→ **RECORDS SUPPLIED**

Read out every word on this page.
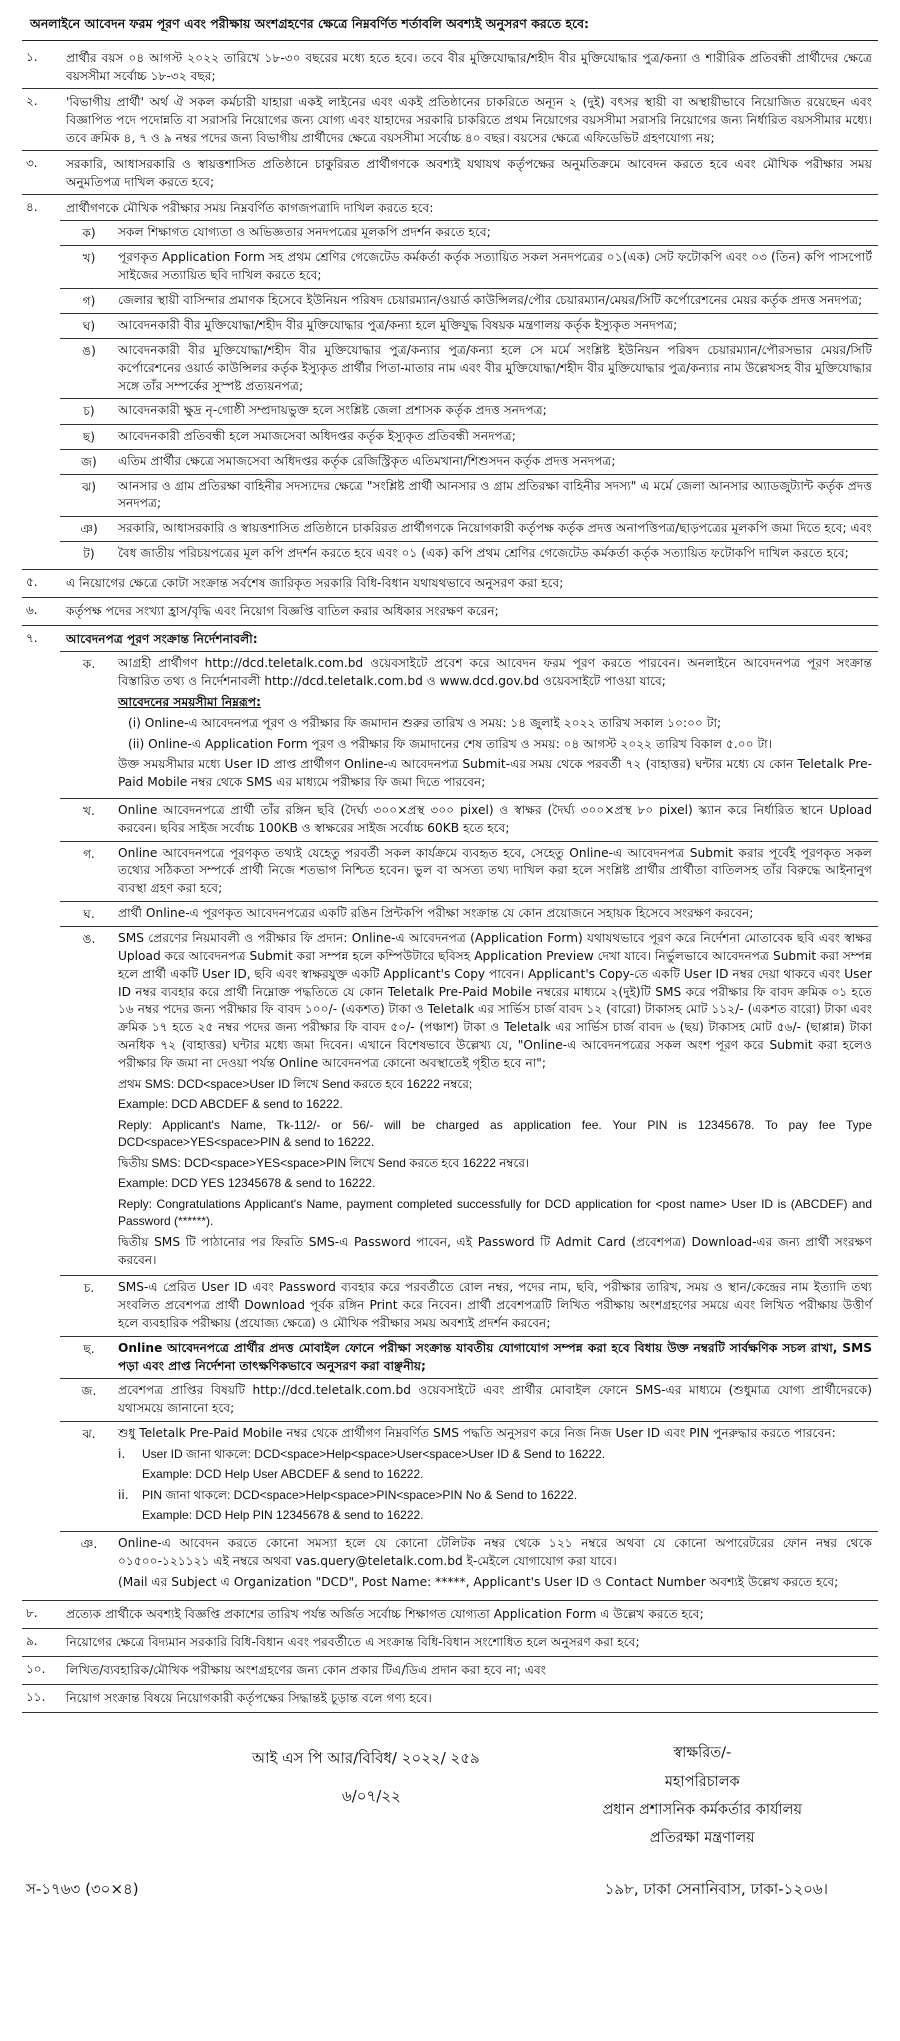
অনলাইনে আবেদন ফরম পূরণ এবং পরীক্ষায় অংশগ্রহণের ক্ষেত্রে নিম্নবর্ণিত শর্তাবলি অবশ্যই অনুসরণ করতে হবে:
১.	প্রার্থীর বয়স ০৪ আগস্ট ২০২২ তারিখে ১৮-৩০ বছরের মধ্যে হতে হবে। তবে বীর মুক্তিযোদ্ধার/শহীদ বীর মুক্তিযোদ্ধার পুত্র/কন্যা ও শারীরিক প্রতিবন্ধী প্রার্থীদের ক্ষেত্রে বয়সসীমা সর্বোচ্চ ১৮-৩২ বছর;
২.	'বিভাগীয় প্রার্থী' অর্থ ঐ সকল কর্মচারী যাহারা একই লাইনের এবং একই প্রতিষ্ঠানের চাকরিতে অন্যূন ২ (দুই) বৎসর স্থায়ী বা অস্থায়ীভাবে নিয়োজিত রয়েছেন এবং বিজ্ঞাপিত পদে পদোন্নতি বা সরাসরি নিয়োগের জন্য যোগ্য এবং যাহাদের সরকারি চাকরিতে প্রথম নিয়োগের বয়সসীমা সরাসরি নিয়োগের জন্য নির্ধারিত বয়সসীমার মধ্যে। তবে ক্রমিক ৪, ৭ ও ৯ নম্বর পদের জন্য বিভাগীয় প্রার্থীদের ক্ষেত্রে বয়সসীমা সর্বোচ্চ ৪০ বছর। বয়সের ক্ষেত্রে এফিডেভিট গ্রহণযোগ্য নয়;
৩.	সরকারি, আধাসরকারি ও স্বায়ত্তশাসিত প্রতিষ্ঠানে চাকুরিরত প্রার্থীগণকে অবশ্যই যথাযথ কর্তৃপক্ষের অনুমতিক্রমে আবেদন করতে হবে এবং মৌখিক পরীক্ষার সময় অনুমতিপত্র দাখিল করতে হবে;
৪.	প্রার্থীগণকে মৌখিক পরীক্ষার সময় নিম্নবর্ণিত কাগজপত্রাদি দাখিল করতে হবে:

ক)	সকল শিক্ষাগত যোগ্যতা ও অভিজ্ঞতার সনদপত্রের মূলকপি প্রদর্শন করতে হবে;
খ)	পূরণকৃত Application Form সহ প্রথম শ্রেণির গেজেটেড কর্মকর্তা কর্তৃক সত্যায়িত সকল সনদপত্রের ০১(এক) সেট ফটোকপি এবং ০৩ (তিন) কপি পাসপোর্ট সাইজের সত্যায়িত ছবি দাখিল করতে হবে;
গ)	জেলার স্থায়ী বাসিন্দার প্রমাণক হিসেবে ইউনিয়ন পরিষদ চেয়ারম্যান/ওয়ার্ড কাউন্সিলর/পৌর চেয়ারম্যান/মেয়র/সিটি কর্পোরেশনের মেয়র কর্তৃক প্রদত্ত সনদপত্র;
ঘ)	আবেদনকারী বীর মুক্তিযোদ্ধা/শহীদ বীর মুক্তিযোদ্ধার পুত্র/কন্যা হলে মুক্তিযুদ্ধ বিষয়ক মন্ত্রণালয় কর্তৃক ইস্যুকৃত সনদপত্র;
ঙ)	আবেদনকারী বীর মুক্তিযোদ্ধা/শহীদ বীর মুক্তিযোদ্ধার পুত্র/কন্যার পুত্র/কন্যা হলে সে মর্মে সংশ্লিষ্ট ইউনিয়ন পরিষদ চেয়ারম্যান/পৌরসভার মেয়র/সিটি কর্পোরেশনের ওয়ার্ড কাউন্সিলর কর্তৃক ইস্যুকৃত প্রার্থীর পিতা-মাতার নাম এবং বীর মুক্তিযোদ্ধা/শহীদ বীর মুক্তিযোদ্ধার পুত্র/কন্যার নাম উল্লেখসহ বীর মুক্তিযোদ্ধার সঙ্গে তাঁর সম্পর্কের সুস্পষ্ট প্রত্যয়নপত্র;
চ)	আবেদনকারী ক্ষুদ্র নৃ-গোষ্ঠী সম্প্রদায়ভুক্ত হলে সংশ্লিষ্ট জেলা প্রশাসক কর্তৃক প্রদত্ত সনদপত্র;
ছ)	আবেদনকারী প্রতিবন্ধী হলে সমাজসেবা অধিদপ্তর কর্তৃক ইস্যুকৃত প্রতিবন্ধী সনদপত্র;
জ)	এতিম প্রার্থীর ক্ষেত্রে সমাজসেবা অধিদপ্তর কর্তৃক রেজিস্ট্রিকৃত এতিমখানা/শিশুসদন কর্তৃক প্রদত্ত সনদপত্র;
ঝ)	আনসার ও গ্রাম প্রতিরক্ষা বাহিনীর সদস্যদের ক্ষেত্রে "সংশ্লিষ্ট প্রার্থী আনসার ও গ্রাম প্রতিরক্ষা বাহিনীর সদস্য" এ মর্মে জেলা আনসার অ্যাডজুট্যান্ট কর্তৃক প্রদত্ত সনদপত্র;
ঞ)	সরকারি, আধাসরকারি ও স্বায়ত্তশাসিত প্রতিষ্ঠানে চাকরিরত প্রার্থীগণকে নিয়োগকারী কর্তৃপক্ষ কর্তৃক প্রদত্ত অনাপত্তিপত্র/ছাড়পত্রের মূলকপি জমা দিতে হবে; এবং
ট)	বৈধ জাতীয় পরিচয়পত্রের মূল কপি প্রদর্শন করতে হবে এবং ০১ (এক) কপি প্রথম শ্রেণির গেজেটেড কর্মকর্তা কর্তৃক সত্যায়িত ফটোকপি দাখিল করতে হবে;
৫.	এ নিয়োগের ক্ষেত্রে কোটা সংক্রান্ত সর্বশেষ জারিকৃত সরকারি বিধি-বিধান যথাযথভাবে অনুসরণ করা হবে;
৬.	কর্তৃপক্ষ পদের সংখ্যা হ্রাস/বৃদ্ধি এবং নিয়োগ বিজ্ঞপ্তি বাতিল করার অধিকার সংরক্ষণ করেন;
৭.	আবেদনপত্র পূরণ সংক্রান্ত নির্দেশনাবলী:

ক.	আগ্রহী প্রার্থীগণ http://dcd.teletalk.com.bd ওয়েবসাইটে প্রবেশ করে আবেদন ফরম পূরণ করতে পারবেন। অনলাইনে আবেদনপত্র পূরণ সংক্রান্ত বিস্তারিত তথ্য ও নির্দেশনাবলী http://dcd.teletalk.com.bd ও www.dcd.gov.bd ওয়েবসাইটে পাওয়া যাবে;

আবেদনের সময়সীমা নিম্নরূপ:

(i) Online-এ আবেদনপত্র পূরণ ও পরীক্ষার ফি জমাদান শুরুর তারিখ ও সময়: ১৪ জুলাই ২০২২ তারিখ সকাল ১০:০০ টা;

(ii) Online-এ Application Form পূরণ ও পরীক্ষার ফি জমাদানের শেষ তারিখ ও সময়: ০৪ আগস্ট ২০২২ তারিখ বিকাল ৫.০০ টা।

উক্ত সময়সীমার মধ্যে User ID প্রাপ্ত প্রার্থীগণ Online-এ আবেদনপত্র Submit-এর সময় থেকে পরবর্তী ৭২ (বাহাত্তর) ঘন্টার মধ্যে যে কোন Teletalk Pre-Paid Mobile নম্বর থেকে SMS এর মাধ্যমে পরীক্ষার ফি জমা দিতে পারবেন;

খ.	Online আবেদনপত্রে প্রার্থী তাঁর রঙ্গিন ছবি (দৈর্ঘ্য ৩০০×প্রস্থ ৩০০ pixel) ও স্বাক্ষর (দৈর্ঘ্য ৩০০×প্রস্থ ৮০ pixel) স্ক্যান করে নির্ধারিত স্থানে Upload করবেন। ছবির সাইজ সর্বোচ্চ 100KB ও স্বাক্ষরের সাইজ সর্বোচ্চ 60KB হতে হবে;
গ.	Online আবেদনপত্রে পূরণকৃত তথ্যই যেহেতু পরবর্তী সকল কার্যক্রমে ব্যবহৃত হবে, সেহেতু Online-এ আবেদনপত্র Submit করার পূর্বেই পূরণকৃত সকল তথ্যের সঠিকতা সম্পর্কে প্রার্থী নিজে শতভাগ নিশ্চিত হবেন। ভুল বা অসত্য তথ্য দাখিল করা হলে সংশ্লিষ্ট প্রার্থীর প্রার্থীতা বাতিলসহ তাঁর বিরুদ্ধে আইনানুগ ব্যবস্থা গ্রহণ করা হবে;
ঘ.	প্রার্থী Online-এ পূরণকৃত আবেদনপত্রের একটি রঙিন প্রিন্টকপি পরীক্ষা সংক্রান্ত যে কোন প্রয়োজনে সহায়ক হিসেবে সংরক্ষণ করবেন;
ঙ.	SMS প্রেরণের নিয়মাবলী ও পরীক্ষার ফি প্রদান: Online-এ আবেদনপত্র (Application Form) যথাযথভাবে পূরণ করে নির্দেশনা মোতাবেক ছবি এবং স্বাক্ষর Upload করে আবেদনপত্র Submit করা সম্পন্ন হলে কম্পিউটারে ছবিসহ Application Preview দেখা যাবে। নির্ভুলভাবে আবেদনপত্র Submit করা সম্পন্ন হলে প্রার্থী একটি User ID, ছবি এবং স্বাক্ষরযুক্ত একটি Applicant's Copy পাবেন। Applicant's Copy-তে একটি User ID নম্বর দেয়া থাকবে এবং User ID নম্বর ব্যবহার করে প্রার্থী নিম্নোক্ত পদ্ধতিতে যে কোন Teletalk Pre-Paid Mobile নম্বরের মাধ্যমে ২(দুই)টি SMS করে পরীক্ষার ফি বাবদ ক্রমিক ০১ হতে ১৬ নম্বর পদের জন্য পরীক্ষার ফি বাবদ ১০০/- (একশত) টাকা ও Teletalk এর সার্ভিস চার্জ বাবদ ১২ (বারো) টাকাসহ মোট ১১২/- (একশত বারো) টাকা এবং ক্রমিক ১৭ হতে ২৫ নম্বর পদের জন্য পরীক্ষার ফি বাবদ ৫০/- (পঞ্চাশ) টাকা ও Teletalk এর সার্ভিস চার্জ বাবদ ৬ (ছয়) টাকাসহ মোট ৫৬/- (ছাপ্পান্ন) টাকা অনধিক ৭২ (বাহাত্তর) ঘন্টার মধ্যে জমা দিবেন। এখানে বিশেষভাবে উল্লেখ্য যে, "Online-এ আবেদনপত্রের সকল অংশ পূরণ করে Submit করা হলেও পরীক্ষার ফি জমা না দেওয়া পর্যন্ত Online আবেদনপত্র কোনো অবস্থাতেই গৃহীত হবে না";

প্রথম SMS: DCD<space>User ID লিখে Send করতে হবে 16222 নম্বরে;

Example: DCD ABCDEF & send to 16222.

Reply: Applicant's Name, Tk-112/- or 56/- will be charged as application fee. Your PIN is 12345678. To pay fee Type DCD<space>YES<space>PIN & send to 16222.

দ্বিতীয় SMS: DCD<space>YES<space>PIN লিখে Send করতে হবে 16222 নম্বরে।

Example: DCD YES 12345678 & send to 16222.

Reply: Congratulations Applicant's Name, payment completed successfully for DCD application for <post name> User ID is (ABCDEF) and Password (******).

দ্বিতীয় SMS টি পাঠানোর পর ফিরতি SMS-এ Password পাবেন, এই Password টি Admit Card (প্রবেশপত্র) Download-এর জন্য প্রার্থী সংরক্ষণ করবেন।

চ.	SMS-এ প্রেরিত User ID এবং Password ব্যবহার করে পরবর্তীতে রোল নম্বর, পদের নাম, ছবি, পরীক্ষার তারিখ, সময় ও স্থান/কেন্দ্রের নাম ইত্যাদি তথ্য সংবলিত প্রবেশপত্র প্রার্থী Download পূর্বক রঙ্গিন Print করে নিবেন। প্রার্থী প্রবেশপত্রটি লিখিত পরীক্ষায় অংশগ্রহণের সময়ে এবং লিখিত পরীক্ষায় উত্তীর্ণ হলে ব্যবহারিক পরীক্ষায় (প্রযোজ্য ক্ষেত্রে) ও মৌখিক পরীক্ষার সময় অবশ্যই প্রদর্শন করবেন;
ছ.	Online আবেদনপত্রে প্রার্থীর প্রদত্ত মোবাইল ফোনে পরীক্ষা সংক্রান্ত যাবতীয় যোগাযোগ সম্পন্ন করা হবে বিধায় উক্ত নম্বরটি সার্বক্ষণিক সচল রাখা, SMS পড়া এবং প্রাপ্ত নির্দেশনা তাৎক্ষণিকভাবে অনুসরণ করা বাঞ্ছনীয়;
জ.	প্রবেশপত্র প্রাপ্তির বিষয়টি http://dcd.teletalk.com.bd ওয়েবসাইটে এবং প্রার্থীর মোবাইল ফোনে SMS-এর মাধ্যমে (শুধুমাত্র যোগ্য প্রার্থীদেরকে) যথাসময়ে জানানো হবে;
ঝ.	শুধু Teletalk Pre-Paid Mobile নম্বর থেকে প্রার্থীগণ নিম্নবর্ণিত SMS পদ্ধতি অনুসরণ করে নিজ নিজ User ID এবং PIN পুনরুদ্ধার করতে পারবেন:

i.	User ID জানা থাকলে: DCD<space>Help<space>User<space>User ID & Send to 16222.

Example: DCD Help User ABCDEF & send to 16222.

ii.	PIN জানা থাকলে: DCD<space>Help<space>PIN<space>PIN No & Send to 16222.

Example: DCD Help PIN 12345678 & send to 16222.

ঞ.	Online-এ আবেদন করতে কোনো সমস্যা হলে যে কোনো টেলিটক নম্বর থেকে ১২১ নম্বরে অথবা যে কোনো অপারেটরের ফোন নম্বর থেকে ০১৫০০-১২১১২১ এই নম্বরে অথবা vas.query@teletalk.com.bd ই-মেইলে যোগাযোগ করা যাবে।

(Mail এর Subject এ Organization "DCD", Post Name: *****, Applicant's User ID ও Contact Number অবশ্যই উল্লেখ করতে হবে;

৮.	প্রত্যেক প্রার্থীকে অবশ্যই বিজ্ঞপ্তি প্রকাশের তারিখ পর্যন্ত অর্জিত সর্বোচ্চ শিক্ষাগত যোগ্যতা Application Form এ উল্লেখ করতে হবে;
৯.	নিয়োগের ক্ষেত্রে বিদ্যমান সরকারি বিধি-বিধান এবং পরবর্তীতে এ সংক্রান্ত বিধি-বিধান সংশোধিত হলে অনুসরণ করা হবে;
১০.	লিখিত/ব্যবহারিক/মৌখিক পরীক্ষায় অংশগ্রহণের জন্য কোন প্রকার টিএ/ডিএ প্রদান করা হবে না; এবং
১১.	নিয়োগ সংক্রান্ত বিষয়ে নিয়োগকারী কর্তৃপক্ষের সিদ্ধান্তই চূড়ান্ত বলে গণ্য হবে।
আই এস পি আর/বিবিধ/ ২০২২/ ২৫৯
৬/০৭/২২
স্বাক্ষরিত/-
মহাপরিচালক
প্রধান প্রশাসনিক কর্মকর্তার কার্যালয়
প্রতিরক্ষা মন্ত্রণালয়
স-১৭৬৩ (৩০×৪)	১৯৮, ঢাকা সেনানিবাস, ঢাকা-১২০৬।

→ **EXERCISE INSTRUCTIONS**
Compute how many lines include the string "Reply", then give that number by itself.

→ **THE RESPONSE**
2